Task statement: Extract the listing in its entirety, keeping each line identical to the original.

* * *

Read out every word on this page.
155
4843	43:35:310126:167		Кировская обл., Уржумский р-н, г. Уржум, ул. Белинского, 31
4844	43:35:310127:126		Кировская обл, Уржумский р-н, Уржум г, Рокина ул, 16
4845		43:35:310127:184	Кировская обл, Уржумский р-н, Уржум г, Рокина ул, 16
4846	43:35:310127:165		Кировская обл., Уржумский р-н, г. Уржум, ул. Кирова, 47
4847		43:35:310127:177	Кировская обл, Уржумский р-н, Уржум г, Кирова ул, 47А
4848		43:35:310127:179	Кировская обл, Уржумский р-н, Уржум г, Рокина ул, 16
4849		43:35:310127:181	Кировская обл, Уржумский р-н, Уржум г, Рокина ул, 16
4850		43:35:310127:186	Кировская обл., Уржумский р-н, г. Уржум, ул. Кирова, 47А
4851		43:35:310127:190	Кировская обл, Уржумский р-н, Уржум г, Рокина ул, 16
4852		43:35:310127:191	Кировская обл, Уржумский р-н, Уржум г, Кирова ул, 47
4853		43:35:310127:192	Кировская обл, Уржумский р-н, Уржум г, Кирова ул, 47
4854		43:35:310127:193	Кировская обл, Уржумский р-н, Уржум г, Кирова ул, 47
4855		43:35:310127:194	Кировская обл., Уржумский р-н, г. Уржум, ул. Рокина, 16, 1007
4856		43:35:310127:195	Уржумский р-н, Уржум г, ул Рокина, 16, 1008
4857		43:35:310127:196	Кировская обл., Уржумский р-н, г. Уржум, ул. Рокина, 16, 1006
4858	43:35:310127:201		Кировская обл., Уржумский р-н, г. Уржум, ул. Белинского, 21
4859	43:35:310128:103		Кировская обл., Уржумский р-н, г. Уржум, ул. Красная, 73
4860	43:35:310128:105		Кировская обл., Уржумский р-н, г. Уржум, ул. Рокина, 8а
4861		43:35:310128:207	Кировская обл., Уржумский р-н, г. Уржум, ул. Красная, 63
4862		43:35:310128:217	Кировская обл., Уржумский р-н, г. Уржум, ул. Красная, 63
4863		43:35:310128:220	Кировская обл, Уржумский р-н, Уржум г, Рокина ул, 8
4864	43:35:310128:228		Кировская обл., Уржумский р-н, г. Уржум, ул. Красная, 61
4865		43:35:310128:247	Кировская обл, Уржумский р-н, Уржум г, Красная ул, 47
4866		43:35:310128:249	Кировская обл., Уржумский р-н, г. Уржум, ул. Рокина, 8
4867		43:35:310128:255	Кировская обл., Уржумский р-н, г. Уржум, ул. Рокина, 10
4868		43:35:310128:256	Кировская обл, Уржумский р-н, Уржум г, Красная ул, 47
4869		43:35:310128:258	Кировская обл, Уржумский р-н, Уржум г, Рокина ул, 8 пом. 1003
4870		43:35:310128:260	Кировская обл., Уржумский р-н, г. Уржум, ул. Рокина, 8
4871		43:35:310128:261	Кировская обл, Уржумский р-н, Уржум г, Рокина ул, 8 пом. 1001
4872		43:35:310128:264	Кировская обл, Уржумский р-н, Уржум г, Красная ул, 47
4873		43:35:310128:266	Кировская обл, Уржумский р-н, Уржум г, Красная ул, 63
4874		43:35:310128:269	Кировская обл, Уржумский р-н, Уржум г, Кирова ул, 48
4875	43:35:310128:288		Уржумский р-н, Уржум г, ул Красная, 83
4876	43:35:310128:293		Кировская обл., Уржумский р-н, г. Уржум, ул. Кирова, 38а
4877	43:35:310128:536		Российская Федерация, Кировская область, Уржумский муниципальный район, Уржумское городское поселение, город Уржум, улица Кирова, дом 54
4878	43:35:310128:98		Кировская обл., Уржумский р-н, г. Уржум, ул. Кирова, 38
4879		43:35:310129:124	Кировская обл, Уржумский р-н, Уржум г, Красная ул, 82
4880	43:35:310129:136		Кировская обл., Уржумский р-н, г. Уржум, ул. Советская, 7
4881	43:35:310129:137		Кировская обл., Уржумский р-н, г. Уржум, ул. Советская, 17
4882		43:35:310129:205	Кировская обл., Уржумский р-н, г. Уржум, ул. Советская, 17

* * *

Output for this task:
Read out every word on this page.
155
4843	43:35:310126:167		Кировская обл., Уржумский р-н, г. Уржум, ул. Белинского, 31
4844	43:35:310127:126		Кировская обл, Уржумский р-н, Уржум г, Рокина ул, 16
4845		43:35:310127:184	Кировская обл, Уржумский р-н, Уржум г, Рокина ул, 16
4846	43:35:310127:165		Кировская обл., Уржумский р-н, г. Уржум, ул. Кирова, 47
4847		43:35:310127:177	Кировская обл, Уржумский р-н, Уржум г, Кирова ул, 47А
4848		43:35:310127:179	Кировская обл, Уржумский р-н, Уржум г, Рокина ул, 16
4849		43:35:310127:181	Кировская обл, Уржумский р-н, Уржум г, Рокина ул, 16
4850		43:35:310127:186	Кировская обл., Уржумский р-н, г. Уржум, ул. Кирова, 47А
4851		43:35:310127:190	Кировская обл, Уржумский р-н, Уржум г, Рокина ул, 16
4852		43:35:310127:191	Кировская обл, Уржумский р-н, Уржум г, Кирова ул, 47
4853		43:35:310127:192	Кировская обл, Уржумский р-н, Уржум г, Кирова ул, 47
4854		43:35:310127:193	Кировская обл, Уржумский р-н, Уржум г, Кирова ул, 47
4855		43:35:310127:194	Кировская обл., Уржумский р-н, г. Уржум, ул. Рокина, 16, 1007
4856		43:35:310127:195	Уржумский р-н, Уржум г, ул Рокина, 16, 1008
4857		43:35:310127:196	Кировская обл., Уржумский р-н, г. Уржум, ул. Рокина, 16, 1006
4858	43:35:310127:201		Кировская обл., Уржумский р-н, г. Уржум, ул. Белинского, 21
4859	43:35:310128:103		Кировская обл., Уржумский р-н, г. Уржум, ул. Красная, 73
4860	43:35:310128:105		Кировская обл., Уржумский р-н, г. Уржум, ул. Рокина, 8а
4861		43:35:310128:207	Кировская обл., Уржумский р-н, г. Уржум, ул. Красная, 63
4862		43:35:310128:217	Кировская обл., Уржумский р-н, г. Уржум, ул. Красная, 63
4863		43:35:310128:220	Кировская обл, Уржумский р-н, Уржум г, Рокина ул, 8
4864	43:35:310128:228		Кировская обл., Уржумский р-н, г. Уржум, ул. Красная, 61
4865		43:35:310128:247	Кировская обл, Уржумский р-н, Уржум г, Красная ул, 47
4866		43:35:310128:249	Кировская обл., Уржумский р-н, г. Уржум, ул. Рокина, 8
4867		43:35:310128:255	Кировская обл., Уржумский р-н, г. Уржум, ул. Рокина, 10
4868		43:35:310128:256	Кировская обл, Уржумский р-н, Уржум г, Красная ул, 47
4869		43:35:310128:258	Кировская обл, Уржумский р-н, Уржум г, Рокина ул, 8 пом. 1003
4870		43:35:310128:260	Кировская обл., Уржумский р-н, г. Уржум, ул. Рокина, 8
4871		43:35:310128:261	Кировская обл, Уржумский р-н, Уржум г, Рокина ул, 8 пом. 1001
4872		43:35:310128:264	Кировская обл, Уржумский р-н, Уржум г, Красная ул, 47
4873		43:35:310128:266	Кировская обл, Уржумский р-н, Уржум г, Красная ул, 63
4874		43:35:310128:269	Кировская обл, Уржумский р-н, Уржум г, Кирова ул, 48
4875	43:35:310128:288		Уржумский р-н, Уржум г, ул Красная, 83
4876	43:35:310128:293		Кировская обл., Уржумский р-н, г. Уржум, ул. Кирова, 38а
4877	43:35:310128:536		Российская Федерация, Кировская область, Уржумский муниципальный район, Уржумское городское поселение, город Уржум, улица Кирова, дом 54
4878	43:35:310128:98		Кировская обл., Уржумский р-н, г. Уржум, ул. Кирова, 38
4879		43:35:310129:124	Кировская обл, Уржумский р-н, Уржум г, Красная ул, 82
4880	43:35:310129:136		Кировская обл., Уржумский р-н, г. Уржум, ул. Советская, 7
4881	43:35:310129:137		Кировская обл., Уржумский р-н, г. Уржум, ул. Советская, 17
4882		43:35:310129:205	Кировская обл., Уржумский р-н, г. Уржум, ул. Советская, 17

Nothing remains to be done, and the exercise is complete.